Record list ->
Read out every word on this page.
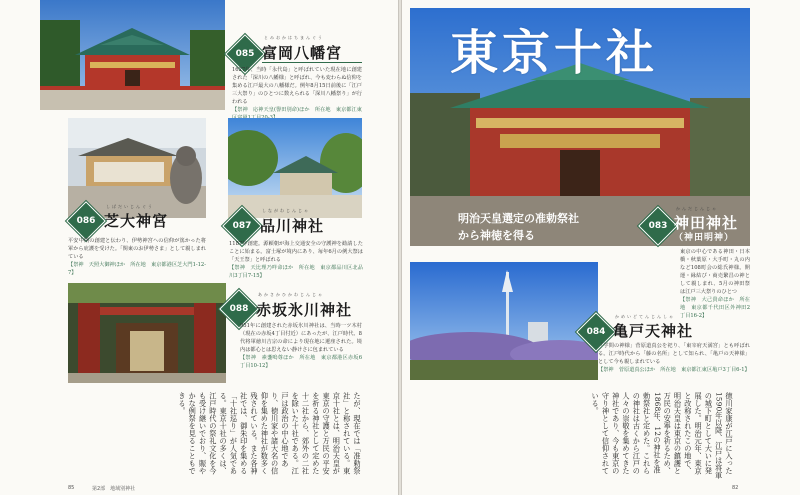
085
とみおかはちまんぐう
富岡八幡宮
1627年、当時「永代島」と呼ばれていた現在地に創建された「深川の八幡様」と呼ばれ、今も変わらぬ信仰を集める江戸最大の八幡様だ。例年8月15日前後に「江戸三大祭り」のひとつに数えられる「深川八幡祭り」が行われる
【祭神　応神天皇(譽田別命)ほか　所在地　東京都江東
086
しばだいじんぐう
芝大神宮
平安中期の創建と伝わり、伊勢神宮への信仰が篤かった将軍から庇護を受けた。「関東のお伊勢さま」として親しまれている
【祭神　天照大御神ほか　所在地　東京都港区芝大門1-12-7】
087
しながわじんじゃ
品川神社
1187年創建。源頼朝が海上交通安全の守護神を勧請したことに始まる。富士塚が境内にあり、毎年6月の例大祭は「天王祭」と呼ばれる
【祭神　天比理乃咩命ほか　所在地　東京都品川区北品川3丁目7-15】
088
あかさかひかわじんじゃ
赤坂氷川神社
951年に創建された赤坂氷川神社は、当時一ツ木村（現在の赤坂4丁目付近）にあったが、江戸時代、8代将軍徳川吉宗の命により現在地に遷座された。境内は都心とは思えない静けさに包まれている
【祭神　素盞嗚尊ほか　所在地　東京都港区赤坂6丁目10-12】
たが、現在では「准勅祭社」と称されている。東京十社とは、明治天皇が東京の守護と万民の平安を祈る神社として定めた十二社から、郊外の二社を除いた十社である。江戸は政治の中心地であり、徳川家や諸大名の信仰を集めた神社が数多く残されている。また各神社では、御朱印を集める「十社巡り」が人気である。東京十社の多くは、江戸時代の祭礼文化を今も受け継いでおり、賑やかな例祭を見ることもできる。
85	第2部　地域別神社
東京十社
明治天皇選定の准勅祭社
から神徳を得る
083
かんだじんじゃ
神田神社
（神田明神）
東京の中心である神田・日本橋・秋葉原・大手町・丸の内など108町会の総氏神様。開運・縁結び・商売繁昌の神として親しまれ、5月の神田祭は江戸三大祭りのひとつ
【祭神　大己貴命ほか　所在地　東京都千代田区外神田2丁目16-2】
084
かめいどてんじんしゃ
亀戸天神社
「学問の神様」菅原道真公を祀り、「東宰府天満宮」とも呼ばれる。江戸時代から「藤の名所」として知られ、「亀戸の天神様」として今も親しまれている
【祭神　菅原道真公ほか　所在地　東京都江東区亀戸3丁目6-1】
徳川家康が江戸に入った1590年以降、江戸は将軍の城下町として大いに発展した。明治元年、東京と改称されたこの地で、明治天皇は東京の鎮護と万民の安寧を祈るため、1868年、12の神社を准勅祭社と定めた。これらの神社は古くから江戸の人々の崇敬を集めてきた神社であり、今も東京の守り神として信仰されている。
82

Task directions -> Repeat each entry above word for word, leaving every picture out.

Correct result ->
Read out every word on this page.
085
とみおかはちまんぐう
富岡八幡宮
1627年、当時「永代島」と呼ばれていた現在地に創建された「深川の八幡様」と呼ばれ、今も変わらぬ信仰を集める江戸最大の八幡様だ。例年8月15日前後に「江戸三大祭り」のひとつに数えられる「深川八幡祭り」が行われる
【祭神　応神天皇(譽田別命)ほか　所在地　東京都江東
086
しばだいじんぐう
芝大神宮
平安中期の創建と伝わり、伊勢神宮への信仰が篤かった将軍から庇護を受けた。「関東のお伊勢さま」として親しまれている
【祭神　天照大御神ほか　所在地　東京都港区芝大門1-12-7】
087
しながわじんじゃ
品川神社
1187年創建。源頼朝が海上交通安全の守護神を勧請したことに始まる。富士塚が境内にあり、毎年6月の例大祭は「天王祭」と呼ばれる
【祭神　天比理乃咩命ほか　所在地　東京都品川区北品川3丁目7-15】
088
あかさかひかわじんじゃ
赤坂氷川神社
951年に創建された赤坂氷川神社は、当時一ツ木村（現在の赤坂4丁目付近）にあったが、江戸時代、8代将軍徳川吉宗の命により現在地に遷座された。境内は都心とは思えない静けさに包まれている
【祭神　素盞嗚尊ほか　所在地　東京都港区赤坂6丁目10-12】
たが、現在では「准勅祭社」と称されている。東京十社とは、明治天皇が東京の守護と万民の平安を祈る神社として定めた十二社から、郊外の二社を除いた十社である。江戸は政治の中心地であり、徳川家や諸大名の信仰を集めた神社が数多く残されている。また各神社では、御朱印を集める「十社巡り」が人気である。東京十社の多くは、江戸時代の祭礼文化を今も受け継いでおり、賑やかな例祭を見ることもできる。
85	第2部　地域別神社
東京十社
明治天皇選定の准勅祭社
から神徳を得る
083
かんだじんじゃ
神田神社
（神田明神）
東京の中心である神田・日本橋・秋葉原・大手町・丸の内など108町会の総氏神様。開運・縁結び・商売繁昌の神として親しまれ、5月の神田祭は江戸三大祭りのひとつ
【祭神　大己貴命ほか　所在地　東京都千代田区外神田2丁目16-2】
084
かめいどてんじんしゃ
亀戸天神社
「学問の神様」菅原道真公を祀り、「東宰府天満宮」とも呼ばれる。江戸時代から「藤の名所」として知られ、「亀戸の天神様」として今も親しまれている
【祭神　菅原道真公ほか　所在地　東京都江東区亀戸3丁目6-1】
徳川家康が江戸に入った1590年以降、江戸は将軍の城下町として大いに発展した。明治元年、東京と改称されたこの地で、明治天皇は東京の鎮護と万民の安寧を祈るため、1868年、12の神社を准勅祭社と定めた。これらの神社は古くから江戸の人々の崇敬を集めてきた神社であり、今も東京の守り神として信仰されている。
82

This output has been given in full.